=== Goal ===
Reproduce every record below exactly as it appears.

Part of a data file
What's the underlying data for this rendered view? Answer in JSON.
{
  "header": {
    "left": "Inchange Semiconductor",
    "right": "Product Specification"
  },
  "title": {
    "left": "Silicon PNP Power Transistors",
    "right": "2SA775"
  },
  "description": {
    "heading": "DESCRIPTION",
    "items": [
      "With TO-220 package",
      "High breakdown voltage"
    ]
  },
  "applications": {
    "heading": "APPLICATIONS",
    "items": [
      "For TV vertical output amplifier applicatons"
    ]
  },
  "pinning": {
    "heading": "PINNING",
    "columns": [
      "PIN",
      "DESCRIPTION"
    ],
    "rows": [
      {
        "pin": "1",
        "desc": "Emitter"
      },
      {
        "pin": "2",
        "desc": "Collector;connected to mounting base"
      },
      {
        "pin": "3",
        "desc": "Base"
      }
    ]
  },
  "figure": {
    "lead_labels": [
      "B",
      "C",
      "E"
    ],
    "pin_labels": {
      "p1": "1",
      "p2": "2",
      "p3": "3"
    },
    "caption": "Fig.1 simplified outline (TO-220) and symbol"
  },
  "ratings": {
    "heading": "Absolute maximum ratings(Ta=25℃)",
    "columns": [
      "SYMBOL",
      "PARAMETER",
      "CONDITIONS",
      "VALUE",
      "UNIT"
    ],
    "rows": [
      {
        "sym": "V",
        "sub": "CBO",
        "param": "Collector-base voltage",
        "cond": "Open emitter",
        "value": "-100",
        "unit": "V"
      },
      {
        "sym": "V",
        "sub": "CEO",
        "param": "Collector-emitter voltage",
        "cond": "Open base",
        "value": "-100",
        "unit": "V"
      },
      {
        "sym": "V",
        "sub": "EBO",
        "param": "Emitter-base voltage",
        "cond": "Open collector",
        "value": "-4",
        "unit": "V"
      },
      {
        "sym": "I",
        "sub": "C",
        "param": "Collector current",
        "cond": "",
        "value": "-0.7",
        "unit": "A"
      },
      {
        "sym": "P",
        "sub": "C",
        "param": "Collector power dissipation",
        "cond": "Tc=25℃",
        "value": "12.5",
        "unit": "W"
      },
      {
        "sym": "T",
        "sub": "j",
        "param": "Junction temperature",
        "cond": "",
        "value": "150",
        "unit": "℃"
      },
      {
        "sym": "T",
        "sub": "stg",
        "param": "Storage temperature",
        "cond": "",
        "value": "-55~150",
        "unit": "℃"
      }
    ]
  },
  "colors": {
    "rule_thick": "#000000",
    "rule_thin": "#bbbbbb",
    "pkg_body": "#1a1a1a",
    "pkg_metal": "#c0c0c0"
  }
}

=== Answer to the task ===
What's the underlying data for this rendered view? Answer in JSON.
{
  "header": {
    "left": "Inchange Semiconductor",
    "right": "Product Specification"
  },
  "title": {
    "left": "Silicon PNP Power Transistors",
    "right": "2SA775"
  },
  "description": {
    "heading": "DESCRIPTION",
    "items": [
      "With TO-220 package",
      "High breakdown voltage"
    ]
  },
  "applications": {
    "heading": "APPLICATIONS",
    "items": [
      "For TV vertical output amplifier applicatons"
    ]
  },
  "pinning": {
    "heading": "PINNING",
    "columns": [
      "PIN",
      "DESCRIPTION"
    ],
    "rows": [
      {
        "pin": "1",
        "desc": "Emitter"
      },
      {
        "pin": "2",
        "desc": "Collector;connected to mounting base"
      },
      {
        "pin": "3",
        "desc": "Base"
      }
    ]
  },
  "figure": {
    "lead_labels": [
      "B",
      "C",
      "E"
    ],
    "pin_labels": {
      "p1": "1",
      "p2": "2",
      "p3": "3"
    },
    "caption": "Fig.1 simplified outline (TO-220) and symbol"
  },
  "ratings": {
    "heading": "Absolute maximum ratings(Ta=25℃)",
    "columns": [
      "SYMBOL",
      "PARAMETER",
      "CONDITIONS",
      "VALUE",
      "UNIT"
    ],
    "rows": [
      {
        "sym": "V",
        "sub": "CBO",
        "param": "Collector-base voltage",
        "cond": "Open emitter",
        "value": "-100",
        "unit": "V"
      },
      {
        "sym": "V",
        "sub": "CEO",
        "param": "Collector-emitter voltage",
        "cond": "Open base",
        "value": "-100",
        "unit": "V"
      },
      {
        "sym": "V",
        "sub": "EBO",
        "param": "Emitter-base voltage",
        "cond": "Open collector",
        "value": "-4",
        "unit": "V"
      },
      {
        "sym": "I",
        "sub": "C",
        "param": "Collector current",
        "cond": "",
        "value": "-0.7",
        "unit": "A"
      },
      {
        "sym": "P",
        "sub": "C",
        "param": "Collector power dissipation",
        "cond": "Tc=25℃",
        "value": "12.5",
        "unit": "W"
      },
      {
        "sym": "T",
        "sub": "j",
        "param": "Junction temperature",
        "cond": "",
        "value": "150",
        "unit": "℃"
      },
      {
        "sym": "T",
        "sub": "stg",
        "param": "Storage temperature",
        "cond": "",
        "value": "-55~150",
        "unit": "℃"
      }
    ]
  },
  "colors": {
    "rule_thick": "#000000",
    "rule_thin": "#bbbbbb",
    "pkg_body": "#1a1a1a",
    "pkg_metal": "#c0c0c0"
  }
}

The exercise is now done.